§ **Given problem**
Select all lines with the string "true" in them, and copy those lines.

-- start Dataset records --

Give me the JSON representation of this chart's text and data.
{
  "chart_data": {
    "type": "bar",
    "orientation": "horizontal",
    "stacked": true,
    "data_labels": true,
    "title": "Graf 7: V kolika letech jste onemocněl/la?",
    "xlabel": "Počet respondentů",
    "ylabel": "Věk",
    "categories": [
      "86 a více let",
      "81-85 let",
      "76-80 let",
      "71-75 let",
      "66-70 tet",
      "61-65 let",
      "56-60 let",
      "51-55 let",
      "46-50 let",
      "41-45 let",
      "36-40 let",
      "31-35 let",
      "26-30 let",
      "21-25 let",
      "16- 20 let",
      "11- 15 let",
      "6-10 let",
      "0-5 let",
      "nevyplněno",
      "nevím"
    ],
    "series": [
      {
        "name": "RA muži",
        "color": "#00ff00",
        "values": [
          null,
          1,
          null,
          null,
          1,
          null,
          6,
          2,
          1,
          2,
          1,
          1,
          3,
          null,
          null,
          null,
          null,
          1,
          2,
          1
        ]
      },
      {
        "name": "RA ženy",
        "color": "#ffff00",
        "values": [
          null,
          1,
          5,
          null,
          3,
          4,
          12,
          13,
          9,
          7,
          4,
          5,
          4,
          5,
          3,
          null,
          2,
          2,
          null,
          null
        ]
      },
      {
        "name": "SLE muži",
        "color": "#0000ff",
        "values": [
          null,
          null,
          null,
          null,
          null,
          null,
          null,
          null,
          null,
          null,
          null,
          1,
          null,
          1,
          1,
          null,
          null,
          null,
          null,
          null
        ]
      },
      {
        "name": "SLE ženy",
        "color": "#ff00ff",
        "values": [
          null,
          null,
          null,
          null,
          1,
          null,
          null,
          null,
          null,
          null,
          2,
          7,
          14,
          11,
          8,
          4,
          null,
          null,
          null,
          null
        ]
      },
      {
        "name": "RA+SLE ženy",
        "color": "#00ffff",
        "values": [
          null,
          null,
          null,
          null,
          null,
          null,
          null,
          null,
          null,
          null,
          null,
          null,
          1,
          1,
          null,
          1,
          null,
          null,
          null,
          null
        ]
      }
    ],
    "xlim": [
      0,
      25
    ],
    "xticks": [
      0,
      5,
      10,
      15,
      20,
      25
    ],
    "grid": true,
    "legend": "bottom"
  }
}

-- end Dataset records --

§ **Complete answer**
    "stacked": true,
    "data_labels": true,
    "grid": true,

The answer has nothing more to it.